------ Records provided ------

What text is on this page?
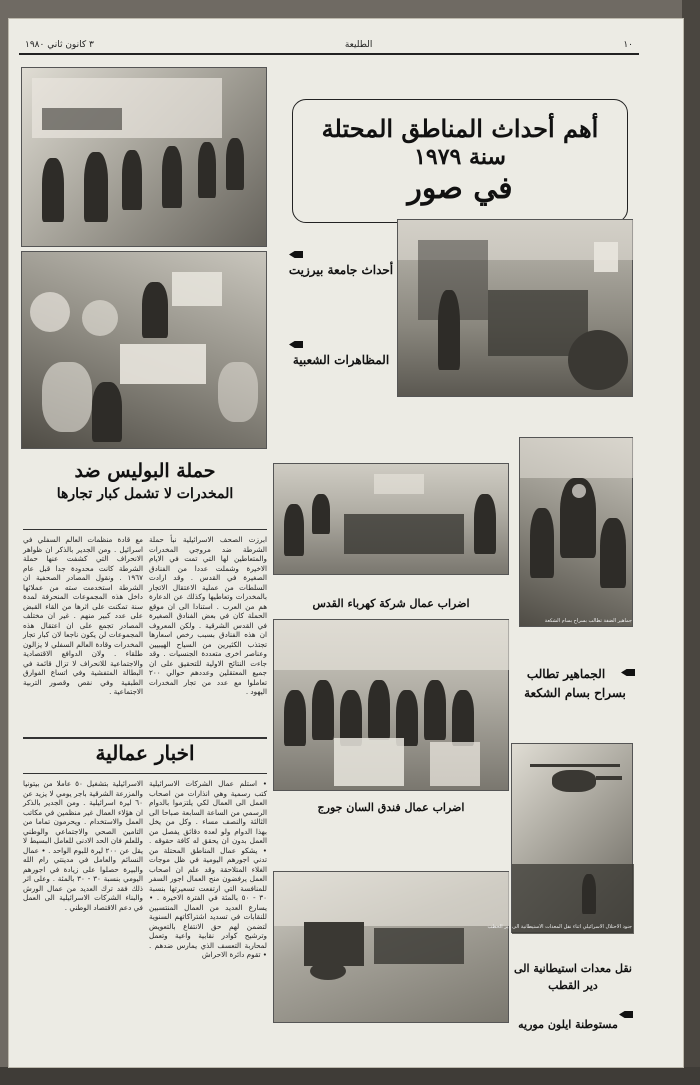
١٠
الطليعة
٣ كانون ثاني ١٩٨٠
أهم أحداث المناطق المحتلة
سنة ١٩٧٩
في صور
أحداث جامعة بيرزيت
المظاهرات الشعبية
حملة البوليس ضد
المخدرات لا تشمل كبار تجارها
ابرزت الصحف الاسرائيلية نبأ حملة الشرطة ضد مروجي المخدرات والمتعاطين لها التي تمت في الايام الاخيرة وشملت عددا من الفنادق الصغيرة في القدس . وقد ارادت السلطات من عملية الاعتقال الاتجار بالمخدرات وتعاطيها وكذلك عن الدعارة هم من العرب . استنادا الى ان موقع الحملة كان في بعض الفنادق الصغيرة في القدس الشرقية . ولكن المعروف ان هذه الفنادق بسبب رخص اسعارها تجتذب الكثيرين من السياح الهيبيين وعناصر اخرى متعددة الجنسيات . وقد جاءت النتائج الاولية للتحقيق على ان جميع المعتقلين وعددهم حوالي ٢٠٠ تعاملوا مع عدد من تجار المخدرات اليهود .
مع قادة منظمات العالم السفلي في اسرائيل . ومن الجدير بالذكر ان ظواهر الانحراف التي كشفت عنها حملة الشرطة كانت محدودة جدا قبل عام ١٩٦٧ . ونقول المصادر الصحفية ان الشرطة استخدمت سته من عملائها داخل هذه المجموعات المنحرفة لمدة سنة تمكنت على اثرها من القاء القبض على عدد كبير منهم . غير ان مختلف المصادر تجمع على ان اعتقال هذه المجموعات لن يكون ناجعا لان كبار تجار المخدرات وقادة العالم السفلي لا يزالون طلقاء . ولان الدوافع الاقتصادية والاجتماعية للانحراف لا تزال قائمة في البطالة المتفشية وفي اتساع الفوارق الطبقية وفي نقص وقصور التربية الاجتماعية .
اخبار عمالية
• استلم عمال الشركات الاسرائيلية كتب رسمية وهي انذارات من اصحاب العمل الى العمال لكي يلتزموا بالدوام الرسمي من الساعة السابعة صباحا الى الثالثة والنصف مساء . وكل من يخل بهذا الدوام ولو لعدة دقائق يفصل من العمل بدون ان يحقق له كافة حقوقه . • يشكو عمال المناطق المحتلة من تدني اجورهم اليومية في ظل موجات الغلاء المتلاحقة وقد علم ان اصحاب العمل يرفضون منح العمال اجور السفر للمنافسة التي ارتفعت تسعيرتها بنسبة ٣٠ - ٥٠ بالمئة في الفترة الاخيرة . • يسارع العديد من العمال المنتسبين للنقابات في تسديد اشتراكاتهم السنوية لتضمن لهم حق الانتفاع بالتعويض وترشيح كوادر نقابية واعية وتعمل لمحاربة التعسف الذي يمارس ضدهم . • تقوم دائرة الاحراش
الاسرائيلية بتشغيل ٥٠ عاملا من بيتونيا والمزرعة الشرقية باجر يومي لا يزيد عن ٦٠ ليرة اسرائيلية . ومن الجدير بالذكر ان هؤلاء العمال غير منظمين في مكاتب العمل والاستخدام . ويحرمون تماما من التامين الصحي والاجتماعي والوطني وللعلم فان الحد الادنى للعامل البسيط لا يقل عن ٢٠٠ ليرة للبوم الواحد . • عمال النسائم والعامل في مدينتي رام الله والبيرة حصلوا على زيادة في اجورهم اليومي بنسبة ٣٠ - ٣٠ بالمئة . وعلى اثر ذلك فقد ترك العديد من عمال الورش والبناء الشركات الاسرائيلية الى العمل في دعم الاقتصاد الوطني .
اضراب عمال شركة كهرباء القدس
اضراب عمال فندق السان جورج
جماهير الضفة تطالب بسراح بسام الشكعة
الجماهير تطالب بسراح بسام الشكعة
جنود الاحتلال الاسرائيلي اثناء نقل المعدات الاستيطانية الى دير الحطب
نقل معدات استيطانية الى دير القطب
مستوطنة ايلون موريه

------

**Written request:**
From the entries above, copy out every line where the string "الجدير" appears.

**Response:**
مع قادة منظمات العالم السفلي في اسرائيل . ومن الجدير بالذكر ان ظواهر الانحراف التي كشفت عنها حملة الشرطة كانت محدودة جدا قبل عام ١٩٦٧ . ونقول المصادر الصحفية ان الشرطة استخدمت سته من عملائها داخل هذه المجموعات المنحرفة لمدة سنة تمكنت على اثرها من القاء القبض على عدد كبير منهم . غير ان مختلف المصادر تجمع على ان اعتقال هذه المجموعات لن يكون ناجعا لان كبار تجار المخدرات وقادة العالم السفلي لا يزالون طلقاء . ولان الدوافع الاقتصادية والاجتماعية للانحراف لا تزال قائمة في البطالة المتفشية وفي اتساع الفوارق الطبقية وفي نقص وقصور التربية الاجتماعية .
الاسرائيلية بتشغيل ٥٠ عاملا من بيتونيا والمزرعة الشرقية باجر يومي لا يزيد عن ٦٠ ليرة اسرائيلية . ومن الجدير بالذكر ان هؤلاء العمال غير منظمين في مكاتب العمل والاستخدام . ويحرمون تماما من التامين الصحي والاجتماعي والوطني وللعلم فان الحد الادنى للعامل البسيط لا يقل عن ٢٠٠ ليرة للبوم الواحد . • عمال النسائم والعامل في مدينتي رام الله والبيرة حصلوا على زيادة في اجورهم اليومي بنسبة ٣٠ - ٣٠ بالمئة . وعلى اثر ذلك فقد ترك العديد من عمال الورش والبناء الشركات الاسرائيلية الى العمل في دعم الاقتصاد الوطني .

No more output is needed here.